Directions: Reproduce all of the data that follows, character for character.

Provided records:
⟨

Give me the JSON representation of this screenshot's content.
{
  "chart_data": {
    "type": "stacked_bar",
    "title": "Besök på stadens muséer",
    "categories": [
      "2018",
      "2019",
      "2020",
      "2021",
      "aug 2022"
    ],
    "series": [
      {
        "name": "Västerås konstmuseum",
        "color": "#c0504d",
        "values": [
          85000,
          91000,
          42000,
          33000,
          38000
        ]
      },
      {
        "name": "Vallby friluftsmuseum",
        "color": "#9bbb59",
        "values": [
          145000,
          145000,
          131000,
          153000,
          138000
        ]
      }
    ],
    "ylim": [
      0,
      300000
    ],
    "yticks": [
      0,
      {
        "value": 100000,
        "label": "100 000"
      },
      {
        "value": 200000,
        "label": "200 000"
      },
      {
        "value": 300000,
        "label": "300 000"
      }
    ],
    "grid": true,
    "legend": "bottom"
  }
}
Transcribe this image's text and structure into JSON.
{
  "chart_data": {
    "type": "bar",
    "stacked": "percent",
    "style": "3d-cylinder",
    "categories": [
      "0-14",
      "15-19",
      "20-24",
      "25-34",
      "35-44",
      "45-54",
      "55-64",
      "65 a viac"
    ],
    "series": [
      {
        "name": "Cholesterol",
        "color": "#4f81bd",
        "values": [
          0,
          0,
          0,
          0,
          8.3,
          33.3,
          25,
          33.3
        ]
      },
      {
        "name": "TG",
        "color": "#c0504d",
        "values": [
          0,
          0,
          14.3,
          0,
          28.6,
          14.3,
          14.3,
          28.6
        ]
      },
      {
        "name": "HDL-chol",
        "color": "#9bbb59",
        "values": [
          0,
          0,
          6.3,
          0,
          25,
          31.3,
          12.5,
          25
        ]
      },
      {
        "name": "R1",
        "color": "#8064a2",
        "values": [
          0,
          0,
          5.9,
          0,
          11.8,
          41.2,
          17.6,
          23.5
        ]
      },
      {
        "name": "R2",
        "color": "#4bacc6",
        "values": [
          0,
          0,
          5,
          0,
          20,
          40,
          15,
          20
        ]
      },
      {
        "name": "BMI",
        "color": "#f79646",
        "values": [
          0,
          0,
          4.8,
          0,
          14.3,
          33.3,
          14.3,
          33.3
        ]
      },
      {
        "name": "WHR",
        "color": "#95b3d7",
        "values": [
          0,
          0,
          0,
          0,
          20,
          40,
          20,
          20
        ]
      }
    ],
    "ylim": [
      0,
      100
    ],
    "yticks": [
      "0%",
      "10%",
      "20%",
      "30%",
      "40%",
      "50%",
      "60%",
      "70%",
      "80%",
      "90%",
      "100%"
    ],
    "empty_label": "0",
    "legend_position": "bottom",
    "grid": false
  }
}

⟩

Result:
Give me the JSON representation of this screenshot's content.
{
  "chart_data": {
    "type": "stacked_bar",
    "title": "Besök på stadens muséer",
    "categories": [
      "2018",
      "2019",
      "2020",
      "2021",
      "aug 2022"
    ],
    "series": [
      {
        "name": "Västerås konstmuseum",
        "color": "#c0504d",
        "values": [
          85000,
          91000,
          42000,
          33000,
          38000
        ]
      },
      {
        "name": "Vallby friluftsmuseum",
        "color": "#9bbb59",
        "values": [
          145000,
          145000,
          131000,
          153000,
          138000
        ]
      }
    ],
    "ylim": [
      0,
      300000
    ],
    "yticks": [
      0,
      {
        "value": 100000,
        "label": "100 000"
      },
      {
        "value": 200000,
        "label": "200 000"
      },
      {
        "value": 300000,
        "label": "300 000"
      }
    ],
    "grid": true,
    "legend": "bottom"
  }
}
Transcribe this image's text and structure into JSON.
{
  "chart_data": {
    "type": "bar",
    "stacked": "percent",
    "style": "3d-cylinder",
    "categories": [
      "0-14",
      "15-19",
      "20-24",
      "25-34",
      "35-44",
      "45-54",
      "55-64",
      "65 a viac"
    ],
    "series": [
      {
        "name": "Cholesterol",
        "color": "#4f81bd",
        "values": [
          0,
          0,
          0,
          0,
          8.3,
          33.3,
          25,
          33.3
        ]
      },
      {
        "name": "TG",
        "color": "#c0504d",
        "values": [
          0,
          0,
          14.3,
          0,
          28.6,
          14.3,
          14.3,
          28.6
        ]
      },
      {
        "name": "HDL-chol",
        "color": "#9bbb59",
        "values": [
          0,
          0,
          6.3,
          0,
          25,
          31.3,
          12.5,
          25
        ]
      },
      {
        "name": "R1",
        "color": "#8064a2",
        "values": [
          0,
          0,
          5.9,
          0,
          11.8,
          41.2,
          17.6,
          23.5
        ]
      },
      {
        "name": "R2",
        "color": "#4bacc6",
        "values": [
          0,
          0,
          5,
          0,
          20,
          40,
          15,
          20
        ]
      },
      {
        "name": "BMI",
        "color": "#f79646",
        "values": [
          0,
          0,
          4.8,
          0,
          14.3,
          33.3,
          14.3,
          33.3
        ]
      },
      {
        "name": "WHR",
        "color": "#95b3d7",
        "values": [
          0,
          0,
          0,
          0,
          20,
          40,
          20,
          20
        ]
      }
    ],
    "ylim": [
      0,
      100
    ],
    "yticks": [
      "0%",
      "10%",
      "20%",
      "30%",
      "40%",
      "50%",
      "60%",
      "70%",
      "80%",
      "90%",
      "100%"
    ],
    "empty_label": "0",
    "legend_position": "bottom",
    "grid": false
  }
}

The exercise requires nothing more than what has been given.